*Stated problem*.
Repeat the whole of the data, keeping every detail the same.

Dataset listings of figures

=-=-=

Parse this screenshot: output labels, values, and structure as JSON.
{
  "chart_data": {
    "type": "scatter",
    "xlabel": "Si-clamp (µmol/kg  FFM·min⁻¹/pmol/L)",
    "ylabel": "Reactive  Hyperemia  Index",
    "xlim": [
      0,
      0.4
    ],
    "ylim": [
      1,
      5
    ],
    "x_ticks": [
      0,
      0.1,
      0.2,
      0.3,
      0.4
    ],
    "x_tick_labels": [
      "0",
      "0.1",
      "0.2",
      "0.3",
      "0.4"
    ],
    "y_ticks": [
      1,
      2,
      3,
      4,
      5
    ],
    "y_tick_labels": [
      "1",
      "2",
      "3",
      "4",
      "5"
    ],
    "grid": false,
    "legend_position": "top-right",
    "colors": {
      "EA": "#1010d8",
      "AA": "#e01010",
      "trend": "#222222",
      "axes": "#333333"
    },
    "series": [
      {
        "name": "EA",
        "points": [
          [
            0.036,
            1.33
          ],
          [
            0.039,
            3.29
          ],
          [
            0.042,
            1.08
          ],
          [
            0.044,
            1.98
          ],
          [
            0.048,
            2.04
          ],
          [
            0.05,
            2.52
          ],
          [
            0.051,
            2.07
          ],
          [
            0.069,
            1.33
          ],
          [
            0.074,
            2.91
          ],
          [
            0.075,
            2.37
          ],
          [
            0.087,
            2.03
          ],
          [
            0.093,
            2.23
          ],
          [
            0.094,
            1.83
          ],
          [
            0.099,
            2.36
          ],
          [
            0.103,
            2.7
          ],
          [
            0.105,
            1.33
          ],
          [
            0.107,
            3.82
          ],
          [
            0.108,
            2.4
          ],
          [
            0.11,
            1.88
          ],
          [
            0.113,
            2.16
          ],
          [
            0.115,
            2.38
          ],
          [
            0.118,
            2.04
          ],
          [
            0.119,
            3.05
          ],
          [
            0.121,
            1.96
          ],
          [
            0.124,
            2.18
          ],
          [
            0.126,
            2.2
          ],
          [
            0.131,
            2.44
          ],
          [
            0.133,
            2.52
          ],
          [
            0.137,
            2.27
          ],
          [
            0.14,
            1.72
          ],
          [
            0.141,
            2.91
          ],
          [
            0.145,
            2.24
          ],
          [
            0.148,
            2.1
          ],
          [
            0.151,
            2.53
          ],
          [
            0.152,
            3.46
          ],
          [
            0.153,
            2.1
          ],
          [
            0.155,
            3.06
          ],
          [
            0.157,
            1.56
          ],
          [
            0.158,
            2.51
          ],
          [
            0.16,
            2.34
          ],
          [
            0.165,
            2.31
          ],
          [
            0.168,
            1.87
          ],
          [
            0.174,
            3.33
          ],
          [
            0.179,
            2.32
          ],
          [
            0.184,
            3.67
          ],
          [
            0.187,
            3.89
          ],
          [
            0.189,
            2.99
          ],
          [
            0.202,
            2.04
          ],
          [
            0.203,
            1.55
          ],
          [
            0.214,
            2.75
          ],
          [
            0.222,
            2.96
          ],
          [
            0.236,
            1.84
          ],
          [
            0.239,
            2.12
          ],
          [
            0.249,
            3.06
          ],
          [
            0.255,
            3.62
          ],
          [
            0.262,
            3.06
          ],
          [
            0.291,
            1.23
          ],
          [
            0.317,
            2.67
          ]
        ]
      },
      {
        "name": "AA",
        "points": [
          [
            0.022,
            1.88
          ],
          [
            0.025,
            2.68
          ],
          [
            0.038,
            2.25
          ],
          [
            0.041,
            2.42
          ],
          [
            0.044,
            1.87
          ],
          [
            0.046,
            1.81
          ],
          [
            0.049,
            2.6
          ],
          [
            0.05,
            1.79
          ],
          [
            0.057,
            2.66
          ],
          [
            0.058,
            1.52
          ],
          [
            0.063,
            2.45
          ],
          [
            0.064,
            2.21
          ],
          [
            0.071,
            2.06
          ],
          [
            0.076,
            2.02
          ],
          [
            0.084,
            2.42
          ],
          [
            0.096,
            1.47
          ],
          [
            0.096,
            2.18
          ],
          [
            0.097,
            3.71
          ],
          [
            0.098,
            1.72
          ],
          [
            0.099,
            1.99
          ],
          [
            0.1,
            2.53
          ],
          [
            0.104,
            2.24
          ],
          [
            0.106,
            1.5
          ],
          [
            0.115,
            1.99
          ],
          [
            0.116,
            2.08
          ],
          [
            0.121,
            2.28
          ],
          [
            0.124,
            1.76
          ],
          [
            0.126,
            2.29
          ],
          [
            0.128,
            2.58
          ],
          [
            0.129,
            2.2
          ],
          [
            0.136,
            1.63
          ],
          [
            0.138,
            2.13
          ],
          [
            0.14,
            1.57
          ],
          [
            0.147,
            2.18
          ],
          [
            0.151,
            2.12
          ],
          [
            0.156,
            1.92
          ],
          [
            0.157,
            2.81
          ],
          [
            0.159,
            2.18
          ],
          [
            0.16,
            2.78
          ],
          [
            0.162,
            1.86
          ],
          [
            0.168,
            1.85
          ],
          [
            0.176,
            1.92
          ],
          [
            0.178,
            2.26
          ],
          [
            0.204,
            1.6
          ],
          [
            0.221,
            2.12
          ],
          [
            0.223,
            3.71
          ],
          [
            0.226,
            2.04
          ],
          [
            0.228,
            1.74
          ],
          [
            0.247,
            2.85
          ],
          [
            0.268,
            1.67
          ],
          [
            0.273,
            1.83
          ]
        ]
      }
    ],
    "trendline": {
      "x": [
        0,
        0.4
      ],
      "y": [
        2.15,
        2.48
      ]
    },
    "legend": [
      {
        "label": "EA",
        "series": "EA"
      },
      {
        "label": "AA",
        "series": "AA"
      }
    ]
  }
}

=-=-=

*Response to this exercise*.
Parse this screenshot: output labels, values, and structure as JSON.
{
  "chart_data": {
    "type": "scatter",
    "xlabel": "Si-clamp (µmol/kg  FFM·min⁻¹/pmol/L)",
    "ylabel": "Reactive  Hyperemia  Index",
    "xlim": [
      0,
      0.4
    ],
    "ylim": [
      1,
      5
    ],
    "x_ticks": [
      0,
      0.1,
      0.2,
      0.3,
      0.4
    ],
    "x_tick_labels": [
      "0",
      "0.1",
      "0.2",
      "0.3",
      "0.4"
    ],
    "y_ticks": [
      1,
      2,
      3,
      4,
      5
    ],
    "y_tick_labels": [
      "1",
      "2",
      "3",
      "4",
      "5"
    ],
    "grid": false,
    "legend_position": "top-right",
    "colors": {
      "EA": "#1010d8",
      "AA": "#e01010",
      "trend": "#222222",
      "axes": "#333333"
    },
    "series": [
      {
        "name": "EA",
        "points": [
          [
            0.036,
            1.33
          ],
          [
            0.039,
            3.29
          ],
          [
            0.042,
            1.08
          ],
          [
            0.044,
            1.98
          ],
          [
            0.048,
            2.04
          ],
          [
            0.05,
            2.52
          ],
          [
            0.051,
            2.07
          ],
          [
            0.069,
            1.33
          ],
          [
            0.074,
            2.91
          ],
          [
            0.075,
            2.37
          ],
          [
            0.087,
            2.03
          ],
          [
            0.093,
            2.23
          ],
          [
            0.094,
            1.83
          ],
          [
            0.099,
            2.36
          ],
          [
            0.103,
            2.7
          ],
          [
            0.105,
            1.33
          ],
          [
            0.107,
            3.82
          ],
          [
            0.108,
            2.4
          ],
          [
            0.11,
            1.88
          ],
          [
            0.113,
            2.16
          ],
          [
            0.115,
            2.38
          ],
          [
            0.118,
            2.04
          ],
          [
            0.119,
            3.05
          ],
          [
            0.121,
            1.96
          ],
          [
            0.124,
            2.18
          ],
          [
            0.126,
            2.2
          ],
          [
            0.131,
            2.44
          ],
          [
            0.133,
            2.52
          ],
          [
            0.137,
            2.27
          ],
          [
            0.14,
            1.72
          ],
          [
            0.141,
            2.91
          ],
          [
            0.145,
            2.24
          ],
          [
            0.148,
            2.1
          ],
          [
            0.151,
            2.53
          ],
          [
            0.152,
            3.46
          ],
          [
            0.153,
            2.1
          ],
          [
            0.155,
            3.06
          ],
          [
            0.157,
            1.56
          ],
          [
            0.158,
            2.51
          ],
          [
            0.16,
            2.34
          ],
          [
            0.165,
            2.31
          ],
          [
            0.168,
            1.87
          ],
          [
            0.174,
            3.33
          ],
          [
            0.179,
            2.32
          ],
          [
            0.184,
            3.67
          ],
          [
            0.187,
            3.89
          ],
          [
            0.189,
            2.99
          ],
          [
            0.202,
            2.04
          ],
          [
            0.203,
            1.55
          ],
          [
            0.214,
            2.75
          ],
          [
            0.222,
            2.96
          ],
          [
            0.236,
            1.84
          ],
          [
            0.239,
            2.12
          ],
          [
            0.249,
            3.06
          ],
          [
            0.255,
            3.62
          ],
          [
            0.262,
            3.06
          ],
          [
            0.291,
            1.23
          ],
          [
            0.317,
            2.67
          ]
        ]
      },
      {
        "name": "AA",
        "points": [
          [
            0.022,
            1.88
          ],
          [
            0.025,
            2.68
          ],
          [
            0.038,
            2.25
          ],
          [
            0.041,
            2.42
          ],
          [
            0.044,
            1.87
          ],
          [
            0.046,
            1.81
          ],
          [
            0.049,
            2.6
          ],
          [
            0.05,
            1.79
          ],
          [
            0.057,
            2.66
          ],
          [
            0.058,
            1.52
          ],
          [
            0.063,
            2.45
          ],
          [
            0.064,
            2.21
          ],
          [
            0.071,
            2.06
          ],
          [
            0.076,
            2.02
          ],
          [
            0.084,
            2.42
          ],
          [
            0.096,
            1.47
          ],
          [
            0.096,
            2.18
          ],
          [
            0.097,
            3.71
          ],
          [
            0.098,
            1.72
          ],
          [
            0.099,
            1.99
          ],
          [
            0.1,
            2.53
          ],
          [
            0.104,
            2.24
          ],
          [
            0.106,
            1.5
          ],
          [
            0.115,
            1.99
          ],
          [
            0.116,
            2.08
          ],
          [
            0.121,
            2.28
          ],
          [
            0.124,
            1.76
          ],
          [
            0.126,
            2.29
          ],
          [
            0.128,
            2.58
          ],
          [
            0.129,
            2.2
          ],
          [
            0.136,
            1.63
          ],
          [
            0.138,
            2.13
          ],
          [
            0.14,
            1.57
          ],
          [
            0.147,
            2.18
          ],
          [
            0.151,
            2.12
          ],
          [
            0.156,
            1.92
          ],
          [
            0.157,
            2.81
          ],
          [
            0.159,
            2.18
          ],
          [
            0.16,
            2.78
          ],
          [
            0.162,
            1.86
          ],
          [
            0.168,
            1.85
          ],
          [
            0.176,
            1.92
          ],
          [
            0.178,
            2.26
          ],
          [
            0.204,
            1.6
          ],
          [
            0.221,
            2.12
          ],
          [
            0.223,
            3.71
          ],
          [
            0.226,
            2.04
          ],
          [
            0.228,
            1.74
          ],
          [
            0.247,
            2.85
          ],
          [
            0.268,
            1.67
          ],
          [
            0.273,
            1.83
          ]
        ]
      }
    ],
    "trendline": {
      "x": [
        0,
        0.4
      ],
      "y": [
        2.15,
        2.48
      ]
    },
    "legend": [
      {
        "label": "EA",
        "series": "EA"
      },
      {
        "label": "AA",
        "series": "AA"
      }
    ]
  }
}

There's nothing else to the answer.